▸ **TASK TO COMPLETE**:
Copy out all of the material, matching it word for word.

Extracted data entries
----

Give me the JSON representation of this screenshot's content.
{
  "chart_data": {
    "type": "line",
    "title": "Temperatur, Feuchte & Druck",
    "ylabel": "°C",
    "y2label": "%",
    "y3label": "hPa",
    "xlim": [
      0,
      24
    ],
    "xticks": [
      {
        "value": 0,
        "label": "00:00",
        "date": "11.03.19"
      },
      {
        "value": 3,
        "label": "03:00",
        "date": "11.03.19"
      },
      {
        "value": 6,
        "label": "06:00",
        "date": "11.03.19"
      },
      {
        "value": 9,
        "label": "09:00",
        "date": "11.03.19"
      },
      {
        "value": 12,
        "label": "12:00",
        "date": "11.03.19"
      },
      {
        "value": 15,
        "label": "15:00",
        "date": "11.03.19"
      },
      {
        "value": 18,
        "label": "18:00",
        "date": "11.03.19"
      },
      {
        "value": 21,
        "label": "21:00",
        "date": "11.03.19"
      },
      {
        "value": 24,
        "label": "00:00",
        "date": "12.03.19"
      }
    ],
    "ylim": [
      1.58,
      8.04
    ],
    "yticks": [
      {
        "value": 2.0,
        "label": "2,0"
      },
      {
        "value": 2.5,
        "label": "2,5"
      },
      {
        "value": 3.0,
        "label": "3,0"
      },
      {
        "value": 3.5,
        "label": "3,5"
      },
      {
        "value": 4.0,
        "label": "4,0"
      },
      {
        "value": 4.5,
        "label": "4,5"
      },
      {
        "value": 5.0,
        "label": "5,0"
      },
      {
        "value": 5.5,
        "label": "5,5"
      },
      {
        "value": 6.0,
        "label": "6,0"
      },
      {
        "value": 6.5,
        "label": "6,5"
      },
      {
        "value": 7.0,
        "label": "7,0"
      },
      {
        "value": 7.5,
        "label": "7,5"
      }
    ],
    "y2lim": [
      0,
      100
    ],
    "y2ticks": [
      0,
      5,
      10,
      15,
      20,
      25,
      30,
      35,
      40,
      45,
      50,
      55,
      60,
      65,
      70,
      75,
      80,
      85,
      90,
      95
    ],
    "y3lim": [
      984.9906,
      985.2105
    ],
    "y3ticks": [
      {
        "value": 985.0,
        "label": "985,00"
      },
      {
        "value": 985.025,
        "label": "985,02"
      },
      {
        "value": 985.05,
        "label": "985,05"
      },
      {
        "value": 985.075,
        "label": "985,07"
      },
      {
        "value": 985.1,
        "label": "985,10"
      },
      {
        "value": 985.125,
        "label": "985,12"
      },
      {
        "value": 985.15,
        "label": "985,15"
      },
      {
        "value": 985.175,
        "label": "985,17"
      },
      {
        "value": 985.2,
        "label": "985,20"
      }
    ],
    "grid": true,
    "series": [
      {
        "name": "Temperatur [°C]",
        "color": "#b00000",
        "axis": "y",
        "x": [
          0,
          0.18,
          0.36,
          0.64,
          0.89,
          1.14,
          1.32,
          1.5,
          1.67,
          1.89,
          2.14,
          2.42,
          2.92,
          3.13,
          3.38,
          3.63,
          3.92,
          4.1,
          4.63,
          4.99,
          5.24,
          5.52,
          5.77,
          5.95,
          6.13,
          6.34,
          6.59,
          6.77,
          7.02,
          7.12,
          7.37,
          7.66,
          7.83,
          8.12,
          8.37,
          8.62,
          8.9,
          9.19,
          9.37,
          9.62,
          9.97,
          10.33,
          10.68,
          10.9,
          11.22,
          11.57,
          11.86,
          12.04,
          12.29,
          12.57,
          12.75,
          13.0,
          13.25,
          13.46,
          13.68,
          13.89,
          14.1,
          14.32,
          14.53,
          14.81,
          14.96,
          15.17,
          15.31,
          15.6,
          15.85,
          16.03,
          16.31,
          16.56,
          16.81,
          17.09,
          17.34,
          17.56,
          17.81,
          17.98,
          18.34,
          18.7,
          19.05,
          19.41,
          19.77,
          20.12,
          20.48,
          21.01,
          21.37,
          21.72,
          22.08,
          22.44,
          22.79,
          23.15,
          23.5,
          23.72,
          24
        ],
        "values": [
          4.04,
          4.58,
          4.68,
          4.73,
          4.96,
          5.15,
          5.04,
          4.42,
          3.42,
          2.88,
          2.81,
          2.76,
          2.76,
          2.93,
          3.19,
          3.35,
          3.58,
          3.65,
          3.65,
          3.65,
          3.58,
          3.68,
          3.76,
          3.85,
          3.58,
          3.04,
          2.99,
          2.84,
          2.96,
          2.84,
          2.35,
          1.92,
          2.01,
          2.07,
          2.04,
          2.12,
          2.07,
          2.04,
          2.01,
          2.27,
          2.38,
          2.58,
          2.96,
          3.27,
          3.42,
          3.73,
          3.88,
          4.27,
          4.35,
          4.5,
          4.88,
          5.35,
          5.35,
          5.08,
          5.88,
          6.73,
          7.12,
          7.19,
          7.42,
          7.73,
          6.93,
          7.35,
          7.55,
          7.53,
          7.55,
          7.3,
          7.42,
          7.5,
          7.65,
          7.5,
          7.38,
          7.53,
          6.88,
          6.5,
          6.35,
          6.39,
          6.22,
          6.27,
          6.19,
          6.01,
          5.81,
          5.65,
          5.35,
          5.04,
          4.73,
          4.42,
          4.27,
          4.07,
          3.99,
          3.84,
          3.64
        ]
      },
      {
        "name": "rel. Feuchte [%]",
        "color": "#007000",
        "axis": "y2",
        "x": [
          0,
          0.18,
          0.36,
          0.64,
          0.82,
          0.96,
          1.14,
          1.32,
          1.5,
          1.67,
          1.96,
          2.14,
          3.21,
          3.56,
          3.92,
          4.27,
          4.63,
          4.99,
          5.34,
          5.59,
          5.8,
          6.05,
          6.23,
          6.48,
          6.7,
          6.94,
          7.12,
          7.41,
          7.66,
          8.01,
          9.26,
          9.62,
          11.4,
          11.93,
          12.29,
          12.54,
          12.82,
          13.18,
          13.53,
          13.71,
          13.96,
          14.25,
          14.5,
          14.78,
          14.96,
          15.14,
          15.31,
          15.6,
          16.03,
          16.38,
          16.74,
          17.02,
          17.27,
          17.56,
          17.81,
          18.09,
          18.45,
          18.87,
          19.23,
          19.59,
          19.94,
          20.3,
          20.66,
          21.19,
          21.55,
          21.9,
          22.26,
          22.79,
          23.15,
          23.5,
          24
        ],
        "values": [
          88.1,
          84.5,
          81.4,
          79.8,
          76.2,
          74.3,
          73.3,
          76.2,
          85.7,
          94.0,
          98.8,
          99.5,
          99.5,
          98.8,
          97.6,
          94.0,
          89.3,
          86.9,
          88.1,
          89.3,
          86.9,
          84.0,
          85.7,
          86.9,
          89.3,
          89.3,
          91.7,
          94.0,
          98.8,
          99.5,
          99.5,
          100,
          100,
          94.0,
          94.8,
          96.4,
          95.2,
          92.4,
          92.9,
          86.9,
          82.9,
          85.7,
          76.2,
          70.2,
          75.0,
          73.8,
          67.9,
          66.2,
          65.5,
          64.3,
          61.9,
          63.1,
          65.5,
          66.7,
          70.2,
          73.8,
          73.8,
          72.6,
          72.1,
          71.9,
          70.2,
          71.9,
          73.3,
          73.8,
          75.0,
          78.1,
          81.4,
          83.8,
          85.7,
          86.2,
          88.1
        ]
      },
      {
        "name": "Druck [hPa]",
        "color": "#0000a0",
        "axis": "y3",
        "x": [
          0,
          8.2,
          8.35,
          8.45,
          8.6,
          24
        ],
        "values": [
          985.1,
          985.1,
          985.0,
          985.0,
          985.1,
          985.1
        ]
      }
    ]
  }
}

----

▸ **EXERCISE SOLUTION**:
Give me the JSON representation of this screenshot's content.
{
  "chart_data": {
    "type": "line",
    "title": "Temperatur, Feuchte & Druck",
    "ylabel": "°C",
    "y2label": "%",
    "y3label": "hPa",
    "xlim": [
      0,
      24
    ],
    "xticks": [
      {
        "value": 0,
        "label": "00:00",
        "date": "11.03.19"
      },
      {
        "value": 3,
        "label": "03:00",
        "date": "11.03.19"
      },
      {
        "value": 6,
        "label": "06:00",
        "date": "11.03.19"
      },
      {
        "value": 9,
        "label": "09:00",
        "date": "11.03.19"
      },
      {
        "value": 12,
        "label": "12:00",
        "date": "11.03.19"
      },
      {
        "value": 15,
        "label": "15:00",
        "date": "11.03.19"
      },
      {
        "value": 18,
        "label": "18:00",
        "date": "11.03.19"
      },
      {
        "value": 21,
        "label": "21:00",
        "date": "11.03.19"
      },
      {
        "value": 24,
        "label": "00:00",
        "date": "12.03.19"
      }
    ],
    "ylim": [
      1.58,
      8.04
    ],
    "yticks": [
      {
        "value": 2.0,
        "label": "2,0"
      },
      {
        "value": 2.5,
        "label": "2,5"
      },
      {
        "value": 3.0,
        "label": "3,0"
      },
      {
        "value": 3.5,
        "label": "3,5"
      },
      {
        "value": 4.0,
        "label": "4,0"
      },
      {
        "value": 4.5,
        "label": "4,5"
      },
      {
        "value": 5.0,
        "label": "5,0"
      },
      {
        "value": 5.5,
        "label": "5,5"
      },
      {
        "value": 6.0,
        "label": "6,0"
      },
      {
        "value": 6.5,
        "label": "6,5"
      },
      {
        "value": 7.0,
        "label": "7,0"
      },
      {
        "value": 7.5,
        "label": "7,5"
      }
    ],
    "y2lim": [
      0,
      100
    ],
    "y2ticks": [
      0,
      5,
      10,
      15,
      20,
      25,
      30,
      35,
      40,
      45,
      50,
      55,
      60,
      65,
      70,
      75,
      80,
      85,
      90,
      95
    ],
    "y3lim": [
      984.9906,
      985.2105
    ],
    "y3ticks": [
      {
        "value": 985.0,
        "label": "985,00"
      },
      {
        "value": 985.025,
        "label": "985,02"
      },
      {
        "value": 985.05,
        "label": "985,05"
      },
      {
        "value": 985.075,
        "label": "985,07"
      },
      {
        "value": 985.1,
        "label": "985,10"
      },
      {
        "value": 985.125,
        "label": "985,12"
      },
      {
        "value": 985.15,
        "label": "985,15"
      },
      {
        "value": 985.175,
        "label": "985,17"
      },
      {
        "value": 985.2,
        "label": "985,20"
      }
    ],
    "grid": true,
    "series": [
      {
        "name": "Temperatur [°C]",
        "color": "#b00000",
        "axis": "y",
        "x": [
          0,
          0.18,
          0.36,
          0.64,
          0.89,
          1.14,
          1.32,
          1.5,
          1.67,
          1.89,
          2.14,
          2.42,
          2.92,
          3.13,
          3.38,
          3.63,
          3.92,
          4.1,
          4.63,
          4.99,
          5.24,
          5.52,
          5.77,
          5.95,
          6.13,
          6.34,
          6.59,
          6.77,
          7.02,
          7.12,
          7.37,
          7.66,
          7.83,
          8.12,
          8.37,
          8.62,
          8.9,
          9.19,
          9.37,
          9.62,
          9.97,
          10.33,
          10.68,
          10.9,
          11.22,
          11.57,
          11.86,
          12.04,
          12.29,
          12.57,
          12.75,
          13.0,
          13.25,
          13.46,
          13.68,
          13.89,
          14.1,
          14.32,
          14.53,
          14.81,
          14.96,
          15.17,
          15.31,
          15.6,
          15.85,
          16.03,
          16.31,
          16.56,
          16.81,
          17.09,
          17.34,
          17.56,
          17.81,
          17.98,
          18.34,
          18.7,
          19.05,
          19.41,
          19.77,
          20.12,
          20.48,
          21.01,
          21.37,
          21.72,
          22.08,
          22.44,
          22.79,
          23.15,
          23.5,
          23.72,
          24
        ],
        "values": [
          4.04,
          4.58,
          4.68,
          4.73,
          4.96,
          5.15,
          5.04,
          4.42,
          3.42,
          2.88,
          2.81,
          2.76,
          2.76,
          2.93,
          3.19,
          3.35,
          3.58,
          3.65,
          3.65,
          3.65,
          3.58,
          3.68,
          3.76,
          3.85,
          3.58,
          3.04,
          2.99,
          2.84,
          2.96,
          2.84,
          2.35,
          1.92,
          2.01,
          2.07,
          2.04,
          2.12,
          2.07,
          2.04,
          2.01,
          2.27,
          2.38,
          2.58,
          2.96,
          3.27,
          3.42,
          3.73,
          3.88,
          4.27,
          4.35,
          4.5,
          4.88,
          5.35,
          5.35,
          5.08,
          5.88,
          6.73,
          7.12,
          7.19,
          7.42,
          7.73,
          6.93,
          7.35,
          7.55,
          7.53,
          7.55,
          7.3,
          7.42,
          7.5,
          7.65,
          7.5,
          7.38,
          7.53,
          6.88,
          6.5,
          6.35,
          6.39,
          6.22,
          6.27,
          6.19,
          6.01,
          5.81,
          5.65,
          5.35,
          5.04,
          4.73,
          4.42,
          4.27,
          4.07,
          3.99,
          3.84,
          3.64
        ]
      },
      {
        "name": "rel. Feuchte [%]",
        "color": "#007000",
        "axis": "y2",
        "x": [
          0,
          0.18,
          0.36,
          0.64,
          0.82,
          0.96,
          1.14,
          1.32,
          1.5,
          1.67,
          1.96,
          2.14,
          3.21,
          3.56,
          3.92,
          4.27,
          4.63,
          4.99,
          5.34,
          5.59,
          5.8,
          6.05,
          6.23,
          6.48,
          6.7,
          6.94,
          7.12,
          7.41,
          7.66,
          8.01,
          9.26,
          9.62,
          11.4,
          11.93,
          12.29,
          12.54,
          12.82,
          13.18,
          13.53,
          13.71,
          13.96,
          14.25,
          14.5,
          14.78,
          14.96,
          15.14,
          15.31,
          15.6,
          16.03,
          16.38,
          16.74,
          17.02,
          17.27,
          17.56,
          17.81,
          18.09,
          18.45,
          18.87,
          19.23,
          19.59,
          19.94,
          20.3,
          20.66,
          21.19,
          21.55,
          21.9,
          22.26,
          22.79,
          23.15,
          23.5,
          24
        ],
        "values": [
          88.1,
          84.5,
          81.4,
          79.8,
          76.2,
          74.3,
          73.3,
          76.2,
          85.7,
          94.0,
          98.8,
          99.5,
          99.5,
          98.8,
          97.6,
          94.0,
          89.3,
          86.9,
          88.1,
          89.3,
          86.9,
          84.0,
          85.7,
          86.9,
          89.3,
          89.3,
          91.7,
          94.0,
          98.8,
          99.5,
          99.5,
          100,
          100,
          94.0,
          94.8,
          96.4,
          95.2,
          92.4,
          92.9,
          86.9,
          82.9,
          85.7,
          76.2,
          70.2,
          75.0,
          73.8,
          67.9,
          66.2,
          65.5,
          64.3,
          61.9,
          63.1,
          65.5,
          66.7,
          70.2,
          73.8,
          73.8,
          72.6,
          72.1,
          71.9,
          70.2,
          71.9,
          73.3,
          73.8,
          75.0,
          78.1,
          81.4,
          83.8,
          85.7,
          86.2,
          88.1
        ]
      },
      {
        "name": "Druck [hPa]",
        "color": "#0000a0",
        "axis": "y3",
        "x": [
          0,
          8.2,
          8.35,
          8.45,
          8.6,
          24
        ],
        "values": [
          985.1,
          985.1,
          985.0,
          985.0,
          985.1,
          985.1
        ]
      }
    ]
  }
}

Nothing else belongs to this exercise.